-- The task --
Quote every line below exactly and skip any picture.

-- Supplied data --

┄┄┄┄┄┄

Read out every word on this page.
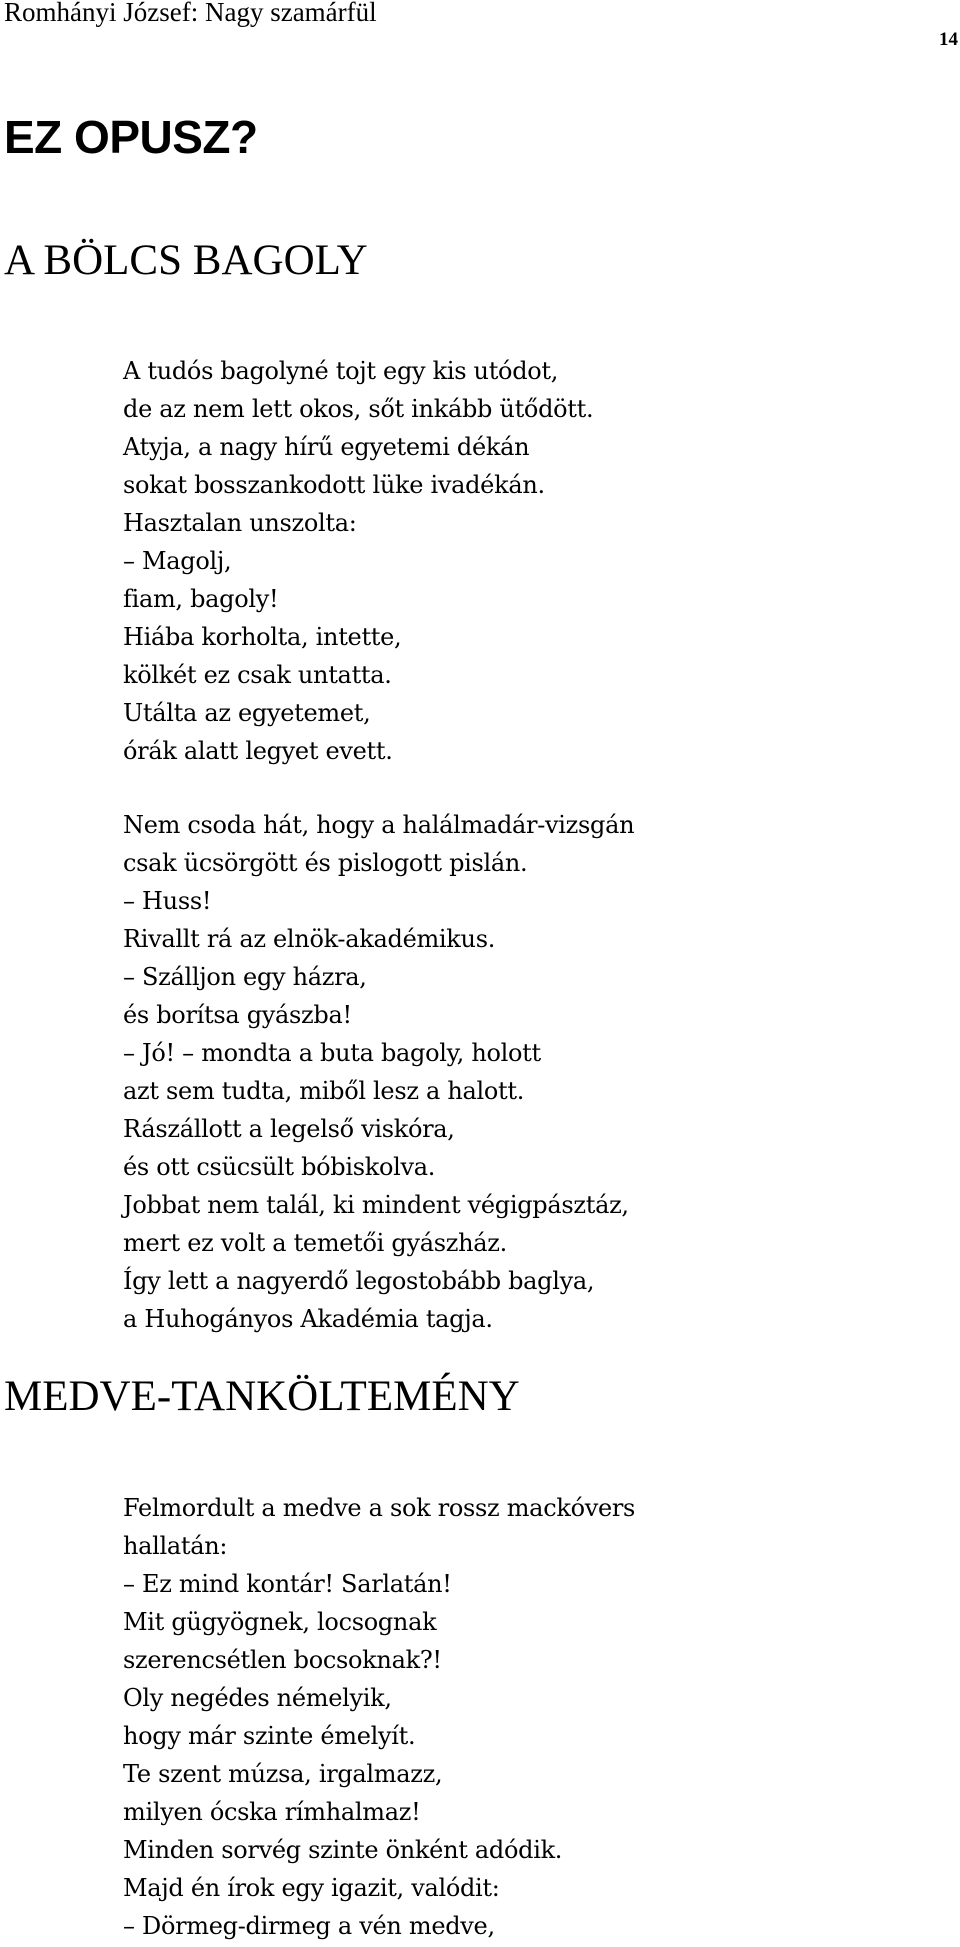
Romhányi József: Nagy szamárfül
14
EZ OPUSZ?
A BÖLCS BAGOLY
A tudós bagolyné tojt egy kis utódot,
de az nem lett okos, sőt inkább ütődött.
Atyja, a nagy hírű egyetemi dékán
sokat bosszankodott lüke ivadékán.
Hasztalan unszolta:
– Magolj,
fiam, bagoly!
Hiába korholta, intette,
kölkét ez csak untatta.
Utálta az egyetemet,
órák alatt legyet evett.
Nem csoda hát, hogy a halálmadár-vizsgán
csak ücsörgött és pislogott pislán.
– Huss!
Rivallt rá az elnök-akadémikus.
– Szálljon egy házra,
és borítsa gyászba!
– Jó! – mondta a buta bagoly, holott
azt sem tudta, miből lesz a halott.
Rászállott a legelső viskóra,
és ott csücsült bóbiskolva.
Jobbat nem talál, ki mindent végigpásztáz,
mert ez volt a temetői gyászház.
Így lett a nagyerdő legostobább baglya,
a Huhogányos Akadémia tagja.
MEDVE-TANKÖLTEMÉNY
Felmordult a medve a sok rossz mackóvers
hallatán:
– Ez mind kontár! Sarlatán!
Mit gügyögnek, locsognak
szerencsétlen bocsoknak?!
Oly negédes némelyik,
hogy már szinte émelyít.
Te szent múzsa, irgalmazz,
milyen ócska rímhalmaz!
Minden sorvég szinte önként adódik.
Majd én írok egy igazit, valódit:
– Dörmeg-dirmeg a vén medve,
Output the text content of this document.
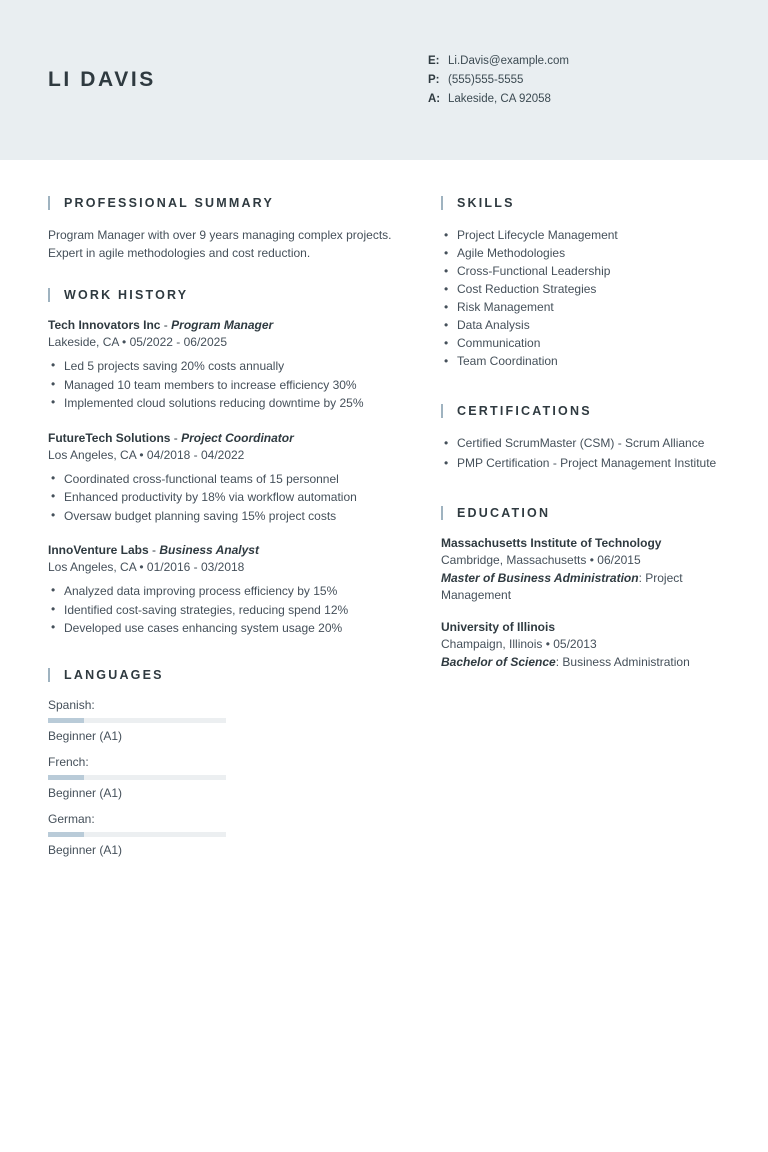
LI DAVIS
E: Li.Davis@example.com
P: (555)555-5555
A: Lakeside, CA 92058
PROFESSIONAL SUMMARY
Program Manager with over 9 years managing complex projects. Expert in agile methodologies and cost reduction.
WORK HISTORY
Tech Innovators Inc - Program Manager
Lakeside, CA • 05/2022 - 06/2025
• Led 5 projects saving 20% costs annually
• Managed 10 team members to increase efficiency 30%
• Implemented cloud solutions reducing downtime by 25%
FutureTech Solutions - Project Coordinator
Los Angeles, CA • 04/2018 - 04/2022
• Coordinated cross-functional teams of 15 personnel
• Enhanced productivity by 18% via workflow automation
• Oversaw budget planning saving 15% project costs
InnoVenture Labs - Business Analyst
Los Angeles, CA • 01/2016 - 03/2018
• Analyzed data improving process efficiency by 15%
• Identified cost-saving strategies, reducing spend 12%
• Developed use cases enhancing system usage 20%
LANGUAGES
Spanish:
Beginner (A1)
French:
Beginner (A1)
German:
Beginner (A1)
SKILLS
• Project Lifecycle Management
• Agile Methodologies
• Cross-Functional Leadership
• Cost Reduction Strategies
• Risk Management
• Data Analysis
• Communication
• Team Coordination
CERTIFICATIONS
• Certified ScrumMaster (CSM) - Scrum Alliance
• PMP Certification - Project Management Institute
EDUCATION
Massachusetts Institute of Technology
Cambridge, Massachusetts • 06/2015
Master of Business Administration: Project Management
University of Illinois
Champaign, Illinois • 05/2013
Bachelor of Science: Business Administration
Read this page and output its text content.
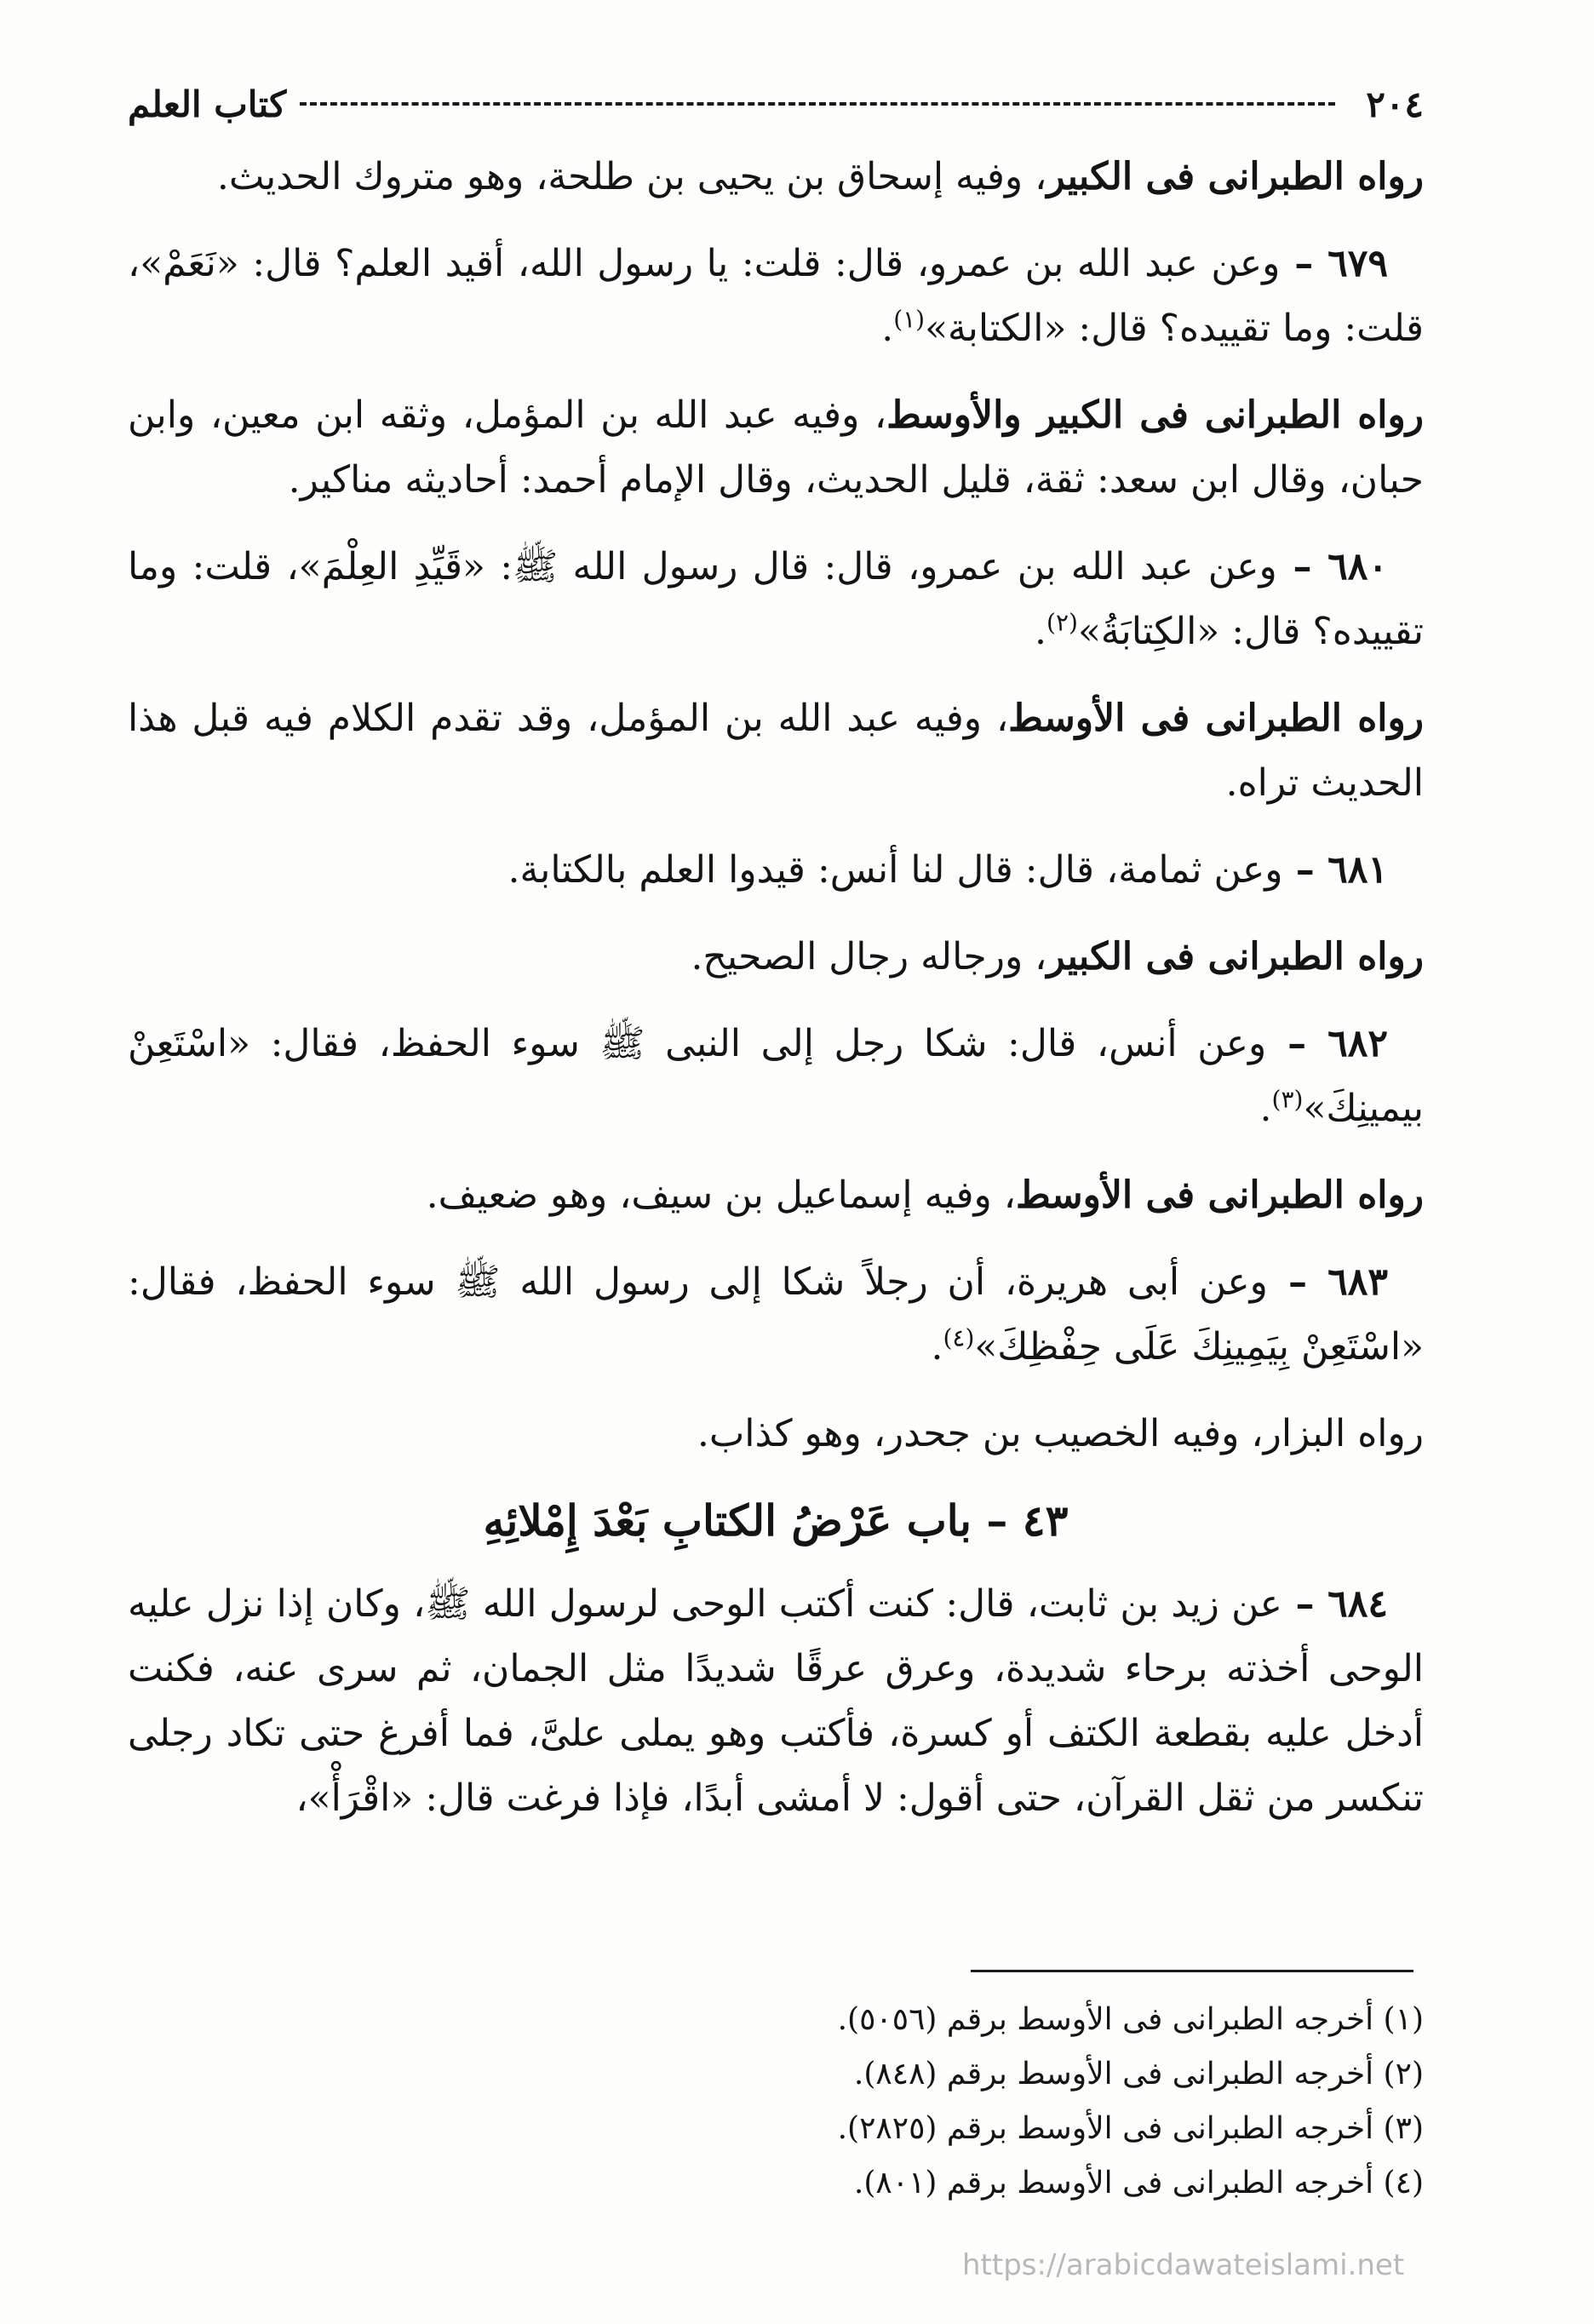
٢٠٤
كتاب العلم
رواه الطبرانى فى الكبير، وفيه إسحاق بن يحيى بن طلحة، وهو متروك الحديث.
٦٧٩ – وعن عبد الله بن عمرو، قال: قلت: يا رسول الله، أقيد العلم؟ قال: «نَعَمْ»، قلت: وما تقييده؟ قال: «الكتابة»$^{(١)}$.
رواه الطبرانى فى الكبير والأوسط، وفيه عبد الله بن المؤمل، وثقه ابن معين، وابن حبان، وقال ابن سعد: ثقة، قليل الحديث، وقال الإمام أحمد: أحاديثه مناكير.
٦٨٠ – وعن عبد الله بن عمرو، قال: قال رسول الله ﷺ: «قَيِّدِ العِلْمَ»، قلت: وما تقييده؟ قال: «الكِتابَةُ»$^{(٢)}$.
رواه الطبرانى فى الأوسط، وفيه عبد الله بن المؤمل، وقد تقدم الكلام فيه قبل هذا الحديث تراه.
٦٨١ – وعن ثمامة، قال: قال لنا أنس: قيدوا العلم بالكتابة.
رواه الطبرانى فى الكبير، ورجاله رجال الصحيح.
٦٨٢ – وعن أنس، قال: شكا رجل إلى النبى ﷺ سوء الحفظ، فقال: «اسْتَعِنْ بيمينِكَ»$^{(٣)}$.
رواه الطبرانى فى الأوسط، وفيه إسماعيل بن سيف، وهو ضعيف.
٦٨٣ – وعن أبى هريرة، أن رجلاً شكا إلى رسول الله ﷺ سوء الحفظ، فقال: «اسْتَعِنْ بِيَمِينِكَ عَلَى حِفْظِكَ»$^{(٤)}$.
رواه البزار، وفيه الخصيب بن جحدر، وهو كذاب.
٤٣ – باب عَرْضُ الكتابِ بَعْدَ إِمْلائِهِ
٦٨٤ – عن زيد بن ثابت، قال: كنت أكتب الوحى لرسول الله ﷺ، وكان إذا نزل عليه الوحى أخذته برحاء شديدة، وعرق عرقًا شديدًا مثل الجمان، ثم سرى عنه، فكنت أدخل عليه بقطعة الكتف أو كسرة، فأكتب وهو يملى علىَّ، فما أفرغ حتى تكاد رجلى تنكسر من ثقل القرآن، حتى أقول: لا أمشى أبدًا، فإذا فرغت قال: «اقْرَأْ»،
(١) أخرجه الطبرانى فى الأوسط برقم (٥٠٥٦).
(٢) أخرجه الطبرانى فى الأوسط برقم (٨٤٨).
(٣) أخرجه الطبرانى فى الأوسط برقم (٢٨٢٥).
(٤) أخرجه الطبرانى فى الأوسط برقم (٨٠١).
https://arabicdawateislami.net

┄┄┄┄┄┄

-- Exercise result --
Read out every word on this page.
Romhányi József: Nagy szamárfül
14
EZ OPUSZ?
A BÖLCS BAGOLY
A tudós bagolyné tojt egy kis utódot,
de az nem lett okos, sőt inkább ütődött.
Atyja, a nagy hírű egyetemi dékán
sokat bosszankodott lüke ivadékán.
Hasztalan unszolta:
– Magolj,
fiam, bagoly!
Hiába korholta, intette,
kölkét ez csak untatta.
Utálta az egyetemet,
órák alatt legyet evett.
Nem csoda hát, hogy a halálmadár-vizsgán
csak ücsörgött és pislogott pislán.
– Huss!
Rivallt rá az elnök-akadémikus.
– Szálljon egy házra,
és borítsa gyászba!
– Jó! – mondta a buta bagoly, holott
azt sem tudta, miből lesz a halott.
Rászállott a legelső viskóra,
és ott csücsült bóbiskolva.
Jobbat nem talál, ki mindent végigpásztáz,
mert ez volt a temetői gyászház.
Így lett a nagyerdő legostobább baglya,
a Huhogányos Akadémia tagja.
MEDVE-TANKÖLTEMÉNY
Felmordult a medve a sok rossz mackóvers
hallatán:
– Ez mind kontár! Sarlatán!
Mit gügyögnek, locsognak
szerencsétlen bocsoknak?!
Oly negédes némelyik,
hogy már szinte émelyít.
Te szent múzsa, irgalmazz,
milyen ócska rímhalmaz!
Minden sorvég szinte önként adódik.
Majd én írok egy igazit, valódit:
– Dörmeg-dirmeg a vén medve,
Output the text content of this document.
LI DAVIS
E: Li.Davis@example.com
P: (555)555-5555
A: Lakeside, CA 92058
PROFESSIONAL SUMMARY
Program Manager with over 9 years managing complex projects. Expert in agile methodologies and cost reduction.
WORK HISTORY
Tech Innovators Inc - Program Manager
Lakeside, CA • 05/2022 - 06/2025
• Led 5 projects saving 20% costs annually
• Managed 10 team members to increase efficiency 30%
• Implemented cloud solutions reducing downtime by 25%
FutureTech Solutions - Project Coordinator
Los Angeles, CA • 04/2018 - 04/2022
• Coordinated cross-functional teams of 15 personnel
• Enhanced productivity by 18% via workflow automation
• Oversaw budget planning saving 15% project costs
InnoVenture Labs - Business Analyst
Los Angeles, CA • 01/2016 - 03/2018
• Analyzed data improving process efficiency by 15%
• Identified cost-saving strategies, reducing spend 12%
• Developed use cases enhancing system usage 20%
LANGUAGES
Spanish:
Beginner (A1)
French:
Beginner (A1)
German:
Beginner (A1)
SKILLS
• Project Lifecycle Management
• Agile Methodologies
• Cross-Functional Leadership
• Cost Reduction Strategies
• Risk Management
• Data Analysis
• Communication
• Team Coordination
CERTIFICATIONS
• Certified ScrumMaster (CSM) - Scrum Alliance
• PMP Certification - Project Management Institute
EDUCATION
Massachusetts Institute of Technology
Cambridge, Massachusetts • 06/2015
Master of Business Administration: Project Management
University of Illinois
Champaign, Illinois • 05/2013
Bachelor of Science: Business Administration
Read this page and output its text content.
٢٠٤
كتاب العلم
رواه الطبرانى فى الكبير، وفيه إسحاق بن يحيى بن طلحة، وهو متروك الحديث.
٦٧٩ – وعن عبد الله بن عمرو، قال: قلت: يا رسول الله، أقيد العلم؟ قال: «نَعَمْ»، قلت: وما تقييده؟ قال: «الكتابة»$^{(١)}$.
رواه الطبرانى فى الكبير والأوسط، وفيه عبد الله بن المؤمل، وثقه ابن معين، وابن حبان، وقال ابن سعد: ثقة، قليل الحديث، وقال الإمام أحمد: أحاديثه مناكير.
٦٨٠ – وعن عبد الله بن عمرو، قال: قال رسول الله ﷺ: «قَيِّدِ العِلْمَ»، قلت: وما تقييده؟ قال: «الكِتابَةُ»$^{(٢)}$.
رواه الطبرانى فى الأوسط، وفيه عبد الله بن المؤمل، وقد تقدم الكلام فيه قبل هذا الحديث تراه.
٦٨١ – وعن ثمامة، قال: قال لنا أنس: قيدوا العلم بالكتابة.
رواه الطبرانى فى الكبير، ورجاله رجال الصحيح.
٦٨٢ – وعن أنس، قال: شكا رجل إلى النبى ﷺ سوء الحفظ، فقال: «اسْتَعِنْ بيمينِكَ»$^{(٣)}$.
رواه الطبرانى فى الأوسط، وفيه إسماعيل بن سيف، وهو ضعيف.
٦٨٣ – وعن أبى هريرة، أن رجلاً شكا إلى رسول الله ﷺ سوء الحفظ، فقال: «اسْتَعِنْ بِيَمِينِكَ عَلَى حِفْظِكَ»$^{(٤)}$.
رواه البزار، وفيه الخصيب بن جحدر، وهو كذاب.
٤٣ – باب عَرْضُ الكتابِ بَعْدَ إِمْلائِهِ
٦٨٤ – عن زيد بن ثابت، قال: كنت أكتب الوحى لرسول الله ﷺ، وكان إذا نزل عليه الوحى أخذته برحاء شديدة، وعرق عرقًا شديدًا مثل الجمان، ثم سرى عنه، فكنت أدخل عليه بقطعة الكتف أو كسرة، فأكتب وهو يملى علىَّ، فما أفرغ حتى تكاد رجلى تنكسر من ثقل القرآن، حتى أقول: لا أمشى أبدًا، فإذا فرغت قال: «اقْرَأْ»،
(١) أخرجه الطبرانى فى الأوسط برقم (٥٠٥٦).
(٢) أخرجه الطبرانى فى الأوسط برقم (٨٤٨).
(٣) أخرجه الطبرانى فى الأوسط برقم (٢٨٢٥).
(٤) أخرجه الطبرانى فى الأوسط برقم (٨٠١).
https://arabicdawateislami.net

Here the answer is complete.